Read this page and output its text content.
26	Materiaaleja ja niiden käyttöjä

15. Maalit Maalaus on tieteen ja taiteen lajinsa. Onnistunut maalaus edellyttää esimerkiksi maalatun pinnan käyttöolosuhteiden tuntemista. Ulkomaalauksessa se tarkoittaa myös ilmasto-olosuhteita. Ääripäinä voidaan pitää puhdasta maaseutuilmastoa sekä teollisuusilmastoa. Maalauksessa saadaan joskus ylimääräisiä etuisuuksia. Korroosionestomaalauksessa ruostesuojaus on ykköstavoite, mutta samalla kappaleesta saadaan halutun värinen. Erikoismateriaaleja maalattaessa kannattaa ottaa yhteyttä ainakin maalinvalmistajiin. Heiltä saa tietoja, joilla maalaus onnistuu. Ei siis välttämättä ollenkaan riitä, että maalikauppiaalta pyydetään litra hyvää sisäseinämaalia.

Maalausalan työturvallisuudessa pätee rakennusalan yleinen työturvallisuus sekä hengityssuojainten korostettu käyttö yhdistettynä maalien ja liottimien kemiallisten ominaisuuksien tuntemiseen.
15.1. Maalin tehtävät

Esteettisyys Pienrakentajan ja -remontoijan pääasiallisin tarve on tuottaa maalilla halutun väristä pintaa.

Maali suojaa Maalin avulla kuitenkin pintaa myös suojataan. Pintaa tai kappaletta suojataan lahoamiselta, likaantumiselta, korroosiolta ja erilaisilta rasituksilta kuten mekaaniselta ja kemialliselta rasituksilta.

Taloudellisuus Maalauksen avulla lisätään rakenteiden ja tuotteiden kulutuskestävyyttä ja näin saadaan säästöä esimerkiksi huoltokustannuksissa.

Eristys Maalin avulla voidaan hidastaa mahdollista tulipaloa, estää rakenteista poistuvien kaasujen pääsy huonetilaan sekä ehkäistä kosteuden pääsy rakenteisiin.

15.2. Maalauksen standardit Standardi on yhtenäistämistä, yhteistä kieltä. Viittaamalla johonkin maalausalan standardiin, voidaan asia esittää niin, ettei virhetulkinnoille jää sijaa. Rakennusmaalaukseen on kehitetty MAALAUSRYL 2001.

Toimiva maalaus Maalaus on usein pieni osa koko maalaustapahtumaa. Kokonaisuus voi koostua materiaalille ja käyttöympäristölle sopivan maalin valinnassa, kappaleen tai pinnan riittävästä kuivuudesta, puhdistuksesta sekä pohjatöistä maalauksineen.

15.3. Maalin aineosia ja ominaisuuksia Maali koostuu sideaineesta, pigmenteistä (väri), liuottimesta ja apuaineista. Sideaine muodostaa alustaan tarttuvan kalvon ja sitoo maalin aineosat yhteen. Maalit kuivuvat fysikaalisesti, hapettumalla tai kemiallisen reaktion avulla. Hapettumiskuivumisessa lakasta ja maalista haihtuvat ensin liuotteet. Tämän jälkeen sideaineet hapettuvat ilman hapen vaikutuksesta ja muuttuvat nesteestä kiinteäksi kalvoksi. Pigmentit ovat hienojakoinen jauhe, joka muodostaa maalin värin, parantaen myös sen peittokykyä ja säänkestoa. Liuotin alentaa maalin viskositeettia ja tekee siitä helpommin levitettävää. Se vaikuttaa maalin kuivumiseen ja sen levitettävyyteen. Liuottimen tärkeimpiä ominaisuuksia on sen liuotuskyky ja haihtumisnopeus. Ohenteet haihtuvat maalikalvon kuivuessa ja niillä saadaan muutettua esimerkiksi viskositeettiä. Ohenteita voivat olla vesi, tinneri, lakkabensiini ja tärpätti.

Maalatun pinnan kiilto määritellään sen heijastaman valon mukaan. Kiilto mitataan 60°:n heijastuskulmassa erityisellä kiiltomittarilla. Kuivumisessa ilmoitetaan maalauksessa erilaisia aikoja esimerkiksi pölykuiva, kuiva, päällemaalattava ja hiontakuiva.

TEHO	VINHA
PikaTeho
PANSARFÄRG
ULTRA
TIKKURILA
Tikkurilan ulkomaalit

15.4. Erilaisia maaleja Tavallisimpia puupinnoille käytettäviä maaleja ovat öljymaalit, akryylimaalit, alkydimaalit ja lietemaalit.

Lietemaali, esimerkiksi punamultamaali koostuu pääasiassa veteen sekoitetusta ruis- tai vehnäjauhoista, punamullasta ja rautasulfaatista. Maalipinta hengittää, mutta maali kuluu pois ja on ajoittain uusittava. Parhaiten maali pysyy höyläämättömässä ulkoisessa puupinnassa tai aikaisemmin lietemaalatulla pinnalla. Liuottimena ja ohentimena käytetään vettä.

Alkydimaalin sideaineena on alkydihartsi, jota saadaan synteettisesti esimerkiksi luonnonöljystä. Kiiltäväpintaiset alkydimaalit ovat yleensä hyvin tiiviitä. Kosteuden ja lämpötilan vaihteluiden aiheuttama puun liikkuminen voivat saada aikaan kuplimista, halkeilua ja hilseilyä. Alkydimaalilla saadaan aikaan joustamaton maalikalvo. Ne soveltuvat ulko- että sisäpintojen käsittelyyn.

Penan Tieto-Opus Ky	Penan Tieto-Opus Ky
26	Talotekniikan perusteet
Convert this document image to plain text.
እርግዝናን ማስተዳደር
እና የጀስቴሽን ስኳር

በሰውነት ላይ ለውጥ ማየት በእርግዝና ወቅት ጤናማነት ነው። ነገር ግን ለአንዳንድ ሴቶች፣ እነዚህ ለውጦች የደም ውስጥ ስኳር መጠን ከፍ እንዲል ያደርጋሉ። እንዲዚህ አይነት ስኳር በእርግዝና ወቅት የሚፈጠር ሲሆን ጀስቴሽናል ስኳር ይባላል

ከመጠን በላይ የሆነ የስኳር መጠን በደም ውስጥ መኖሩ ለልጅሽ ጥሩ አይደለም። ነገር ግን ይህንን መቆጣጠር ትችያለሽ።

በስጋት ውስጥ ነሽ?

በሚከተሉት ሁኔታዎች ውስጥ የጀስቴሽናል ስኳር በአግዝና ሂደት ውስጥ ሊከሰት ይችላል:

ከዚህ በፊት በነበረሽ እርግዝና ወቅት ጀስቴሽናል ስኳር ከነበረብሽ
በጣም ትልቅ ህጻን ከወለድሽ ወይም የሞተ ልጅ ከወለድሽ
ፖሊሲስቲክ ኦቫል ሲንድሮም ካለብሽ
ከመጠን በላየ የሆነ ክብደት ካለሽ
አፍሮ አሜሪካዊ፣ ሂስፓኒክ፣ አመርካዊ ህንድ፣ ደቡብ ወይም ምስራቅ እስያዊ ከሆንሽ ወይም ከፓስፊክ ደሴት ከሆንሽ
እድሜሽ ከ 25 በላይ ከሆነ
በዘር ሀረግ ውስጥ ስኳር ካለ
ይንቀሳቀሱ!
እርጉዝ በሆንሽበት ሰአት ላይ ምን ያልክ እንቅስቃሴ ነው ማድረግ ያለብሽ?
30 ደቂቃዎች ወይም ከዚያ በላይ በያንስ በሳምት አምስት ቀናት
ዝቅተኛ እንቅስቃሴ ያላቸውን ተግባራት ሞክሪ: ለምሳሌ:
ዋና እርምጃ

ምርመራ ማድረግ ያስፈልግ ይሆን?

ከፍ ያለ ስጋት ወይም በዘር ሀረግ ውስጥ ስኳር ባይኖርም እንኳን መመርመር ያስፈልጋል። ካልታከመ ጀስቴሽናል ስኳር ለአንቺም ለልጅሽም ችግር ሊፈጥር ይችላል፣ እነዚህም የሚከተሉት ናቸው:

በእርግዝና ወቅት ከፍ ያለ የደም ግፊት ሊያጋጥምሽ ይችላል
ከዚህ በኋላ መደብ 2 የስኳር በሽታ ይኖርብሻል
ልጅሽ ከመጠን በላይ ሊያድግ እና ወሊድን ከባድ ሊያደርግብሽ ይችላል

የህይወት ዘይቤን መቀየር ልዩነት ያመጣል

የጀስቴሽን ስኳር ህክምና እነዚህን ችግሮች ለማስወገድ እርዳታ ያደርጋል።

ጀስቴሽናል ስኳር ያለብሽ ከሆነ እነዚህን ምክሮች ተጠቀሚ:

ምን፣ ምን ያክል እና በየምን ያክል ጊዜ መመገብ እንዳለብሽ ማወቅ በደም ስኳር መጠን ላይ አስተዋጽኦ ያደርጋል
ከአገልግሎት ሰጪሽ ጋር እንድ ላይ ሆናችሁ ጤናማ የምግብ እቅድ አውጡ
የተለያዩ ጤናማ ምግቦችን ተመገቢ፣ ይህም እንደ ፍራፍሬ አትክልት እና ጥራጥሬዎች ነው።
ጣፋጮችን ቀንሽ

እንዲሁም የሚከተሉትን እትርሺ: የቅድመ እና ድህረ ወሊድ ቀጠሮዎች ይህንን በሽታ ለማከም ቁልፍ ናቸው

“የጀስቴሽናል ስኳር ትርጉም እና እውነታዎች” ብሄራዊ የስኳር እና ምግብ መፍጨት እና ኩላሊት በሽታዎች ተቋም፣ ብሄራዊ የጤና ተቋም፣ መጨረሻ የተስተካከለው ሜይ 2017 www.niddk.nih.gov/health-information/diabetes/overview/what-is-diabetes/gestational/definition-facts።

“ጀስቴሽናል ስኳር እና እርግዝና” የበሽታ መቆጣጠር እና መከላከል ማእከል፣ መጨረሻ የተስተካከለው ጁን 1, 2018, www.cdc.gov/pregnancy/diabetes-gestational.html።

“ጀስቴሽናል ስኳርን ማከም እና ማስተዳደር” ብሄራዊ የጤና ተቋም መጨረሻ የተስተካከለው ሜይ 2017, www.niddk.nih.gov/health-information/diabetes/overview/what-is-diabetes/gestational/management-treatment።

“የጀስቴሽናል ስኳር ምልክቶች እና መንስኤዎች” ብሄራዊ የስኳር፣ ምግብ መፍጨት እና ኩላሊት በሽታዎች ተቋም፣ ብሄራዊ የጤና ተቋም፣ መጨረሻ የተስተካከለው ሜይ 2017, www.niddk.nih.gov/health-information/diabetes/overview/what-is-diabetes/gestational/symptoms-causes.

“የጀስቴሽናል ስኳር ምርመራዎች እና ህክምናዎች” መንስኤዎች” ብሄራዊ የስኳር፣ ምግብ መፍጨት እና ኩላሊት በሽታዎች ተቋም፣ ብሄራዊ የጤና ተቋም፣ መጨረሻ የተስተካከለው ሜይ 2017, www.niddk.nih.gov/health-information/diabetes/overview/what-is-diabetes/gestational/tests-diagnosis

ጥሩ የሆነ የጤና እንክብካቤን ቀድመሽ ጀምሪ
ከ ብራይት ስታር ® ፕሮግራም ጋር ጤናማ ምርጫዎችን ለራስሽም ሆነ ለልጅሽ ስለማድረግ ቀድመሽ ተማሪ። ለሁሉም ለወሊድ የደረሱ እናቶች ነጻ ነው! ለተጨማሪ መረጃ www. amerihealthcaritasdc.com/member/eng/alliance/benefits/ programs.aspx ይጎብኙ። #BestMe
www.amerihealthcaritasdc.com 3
───
Your task is to gather every line with the word "text" and copy it.

Written answer
Read this page and output its text content.
Convert this document image to plain text.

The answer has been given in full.